** START OF Entries **
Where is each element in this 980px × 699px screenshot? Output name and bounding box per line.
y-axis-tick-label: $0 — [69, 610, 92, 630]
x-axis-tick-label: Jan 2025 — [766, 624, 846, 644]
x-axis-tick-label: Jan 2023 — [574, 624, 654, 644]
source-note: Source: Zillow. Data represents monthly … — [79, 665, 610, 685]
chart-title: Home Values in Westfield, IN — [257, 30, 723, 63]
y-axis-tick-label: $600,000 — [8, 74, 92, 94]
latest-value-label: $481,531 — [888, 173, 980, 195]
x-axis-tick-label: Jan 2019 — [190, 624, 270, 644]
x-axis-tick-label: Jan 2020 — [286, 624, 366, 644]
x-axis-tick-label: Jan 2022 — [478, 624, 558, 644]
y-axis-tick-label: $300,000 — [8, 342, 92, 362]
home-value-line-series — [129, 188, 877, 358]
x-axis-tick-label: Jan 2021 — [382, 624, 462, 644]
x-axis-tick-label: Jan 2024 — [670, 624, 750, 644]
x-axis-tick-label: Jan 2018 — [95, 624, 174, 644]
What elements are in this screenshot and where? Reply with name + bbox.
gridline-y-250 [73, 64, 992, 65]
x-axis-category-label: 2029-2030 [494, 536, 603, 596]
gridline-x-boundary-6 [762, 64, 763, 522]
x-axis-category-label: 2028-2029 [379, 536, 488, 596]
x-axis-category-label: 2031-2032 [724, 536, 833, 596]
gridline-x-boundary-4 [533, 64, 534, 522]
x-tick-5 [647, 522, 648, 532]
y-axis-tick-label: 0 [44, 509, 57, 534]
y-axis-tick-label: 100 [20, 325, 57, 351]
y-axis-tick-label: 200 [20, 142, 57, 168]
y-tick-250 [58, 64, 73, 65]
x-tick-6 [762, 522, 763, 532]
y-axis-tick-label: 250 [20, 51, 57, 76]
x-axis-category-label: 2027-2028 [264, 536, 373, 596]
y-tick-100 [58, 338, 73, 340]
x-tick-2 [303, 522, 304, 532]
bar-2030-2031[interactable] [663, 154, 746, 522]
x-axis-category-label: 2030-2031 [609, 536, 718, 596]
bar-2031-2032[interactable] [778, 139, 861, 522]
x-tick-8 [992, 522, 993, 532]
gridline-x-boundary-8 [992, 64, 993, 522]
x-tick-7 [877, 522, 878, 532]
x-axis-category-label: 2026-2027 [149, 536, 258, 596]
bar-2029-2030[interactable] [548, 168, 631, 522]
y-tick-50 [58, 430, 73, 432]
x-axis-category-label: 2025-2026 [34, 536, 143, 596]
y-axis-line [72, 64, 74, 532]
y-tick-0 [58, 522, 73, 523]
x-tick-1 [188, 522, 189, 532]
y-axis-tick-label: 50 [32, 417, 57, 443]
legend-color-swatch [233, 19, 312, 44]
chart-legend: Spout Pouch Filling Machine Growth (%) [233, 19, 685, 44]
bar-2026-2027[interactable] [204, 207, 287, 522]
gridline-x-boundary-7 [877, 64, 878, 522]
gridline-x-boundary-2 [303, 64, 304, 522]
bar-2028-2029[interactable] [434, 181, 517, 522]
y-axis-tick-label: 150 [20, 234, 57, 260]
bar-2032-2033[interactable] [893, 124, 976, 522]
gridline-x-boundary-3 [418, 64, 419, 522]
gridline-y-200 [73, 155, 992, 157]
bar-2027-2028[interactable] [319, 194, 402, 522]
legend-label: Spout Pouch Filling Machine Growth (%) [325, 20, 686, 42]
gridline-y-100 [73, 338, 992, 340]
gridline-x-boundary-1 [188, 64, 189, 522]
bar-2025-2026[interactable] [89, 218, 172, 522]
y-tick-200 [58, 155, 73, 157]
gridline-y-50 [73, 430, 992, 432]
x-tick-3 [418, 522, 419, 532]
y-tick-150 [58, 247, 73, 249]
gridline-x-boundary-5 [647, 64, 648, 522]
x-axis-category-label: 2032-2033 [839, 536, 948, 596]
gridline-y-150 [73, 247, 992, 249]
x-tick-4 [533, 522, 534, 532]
** END OF Entries **
*Aim of the task*
Please rewrite the material above with every "y-axis-tick-label" changed to "y-axis-label", leaving everything else untouched.

*Result for this task*
Where is each element in this 980px × 699px screenshot? Output name and bounding box per line.
y-axis-label: $0 — [69, 610, 92, 630]
x-axis-tick-label: Jan 2025 — [766, 624, 846, 644]
x-axis-tick-label: Jan 2023 — [574, 624, 654, 644]
source-note: Source: Zillow. Data represents monthly … — [79, 665, 610, 685]
chart-title: Home Values in Westfield, IN — [257, 30, 723, 63]
y-axis-label: $600,000 — [8, 74, 92, 94]
latest-value-label: $481,531 — [888, 173, 980, 195]
x-axis-tick-label: Jan 2019 — [190, 624, 270, 644]
x-axis-tick-label: Jan 2020 — [286, 624, 366, 644]
x-axis-tick-label: Jan 2022 — [478, 624, 558, 644]
y-axis-label: $300,000 — [8, 342, 92, 362]
home-value-line-series — [129, 188, 877, 358]
x-axis-tick-label: Jan 2021 — [382, 624, 462, 644]
x-axis-tick-label: Jan 2024 — [670, 624, 750, 644]
x-axis-tick-label: Jan 2018 — [95, 624, 174, 644]
What elements are in this screenshot and where? Reply with name + bbox.
gridline-y-250 [73, 64, 992, 65]
x-axis-category-label: 2029-2030 [494, 536, 603, 596]
gridline-x-boundary-6 [762, 64, 763, 522]
x-axis-category-label: 2028-2029 [379, 536, 488, 596]
x-axis-category-label: 2031-2032 [724, 536, 833, 596]
gridline-x-boundary-4 [533, 64, 534, 522]
x-tick-5 [647, 522, 648, 532]
y-axis-label: 0 [44, 509, 57, 534]
y-axis-label: 100 [20, 325, 57, 351]
y-axis-label: 200 [20, 142, 57, 168]
y-tick-250 [58, 64, 73, 65]
x-tick-6 [762, 522, 763, 532]
y-axis-label: 250 [20, 51, 57, 76]
x-axis-category-label: 2027-2028 [264, 536, 373, 596]
y-tick-100 [58, 338, 73, 340]
x-tick-2 [303, 522, 304, 532]
bar-2030-2031[interactable] [663, 154, 746, 522]
x-axis-category-label: 2030-2031 [609, 536, 718, 596]
bar-2031-2032[interactable] [778, 139, 861, 522]
x-tick-8 [992, 522, 993, 532]
gridline-x-boundary-8 [992, 64, 993, 522]
x-tick-7 [877, 522, 878, 532]
x-axis-category-label: 2026-2027 [149, 536, 258, 596]
bar-2029-2030[interactable] [548, 168, 631, 522]
y-tick-50 [58, 430, 73, 432]
x-axis-category-label: 2025-2026 [34, 536, 143, 596]
y-axis-line [72, 64, 74, 532]
y-tick-0 [58, 522, 73, 523]
x-tick-1 [188, 522, 189, 532]
y-axis-label: 50 [32, 417, 57, 443]
legend-color-swatch [233, 19, 312, 44]
chart-legend: Spout Pouch Filling Machine Growth (%) [233, 19, 685, 44]
bar-2026-2027[interactable] [204, 207, 287, 522]
gridline-x-boundary-7 [877, 64, 878, 522]
gridline-x-boundary-2 [303, 64, 304, 522]
bar-2028-2029[interactable] [434, 181, 517, 522]
y-axis-label: 150 [20, 234, 57, 260]
bar-2032-2033[interactable] [893, 124, 976, 522]
gridline-x-boundary-3 [418, 64, 419, 522]
gridline-y-200 [73, 155, 992, 157]
bar-2027-2028[interactable] [319, 194, 402, 522]
legend-label: Spout Pouch Filling Machine Growth (%) [325, 20, 686, 42]
gridline-y-100 [73, 338, 992, 340]
gridline-x-boundary-1 [188, 64, 189, 522]
bar-2025-2026[interactable] [89, 218, 172, 522]
y-tick-200 [58, 155, 73, 157]
gridline-y-50 [73, 430, 992, 432]
x-tick-3 [418, 522, 419, 532]
y-tick-150 [58, 247, 73, 249]
gridline-x-boundary-5 [647, 64, 648, 522]
x-axis-category-label: 2032-2033 [839, 536, 948, 596]
gridline-y-150 [73, 247, 992, 249]
x-tick-4 [533, 522, 534, 532]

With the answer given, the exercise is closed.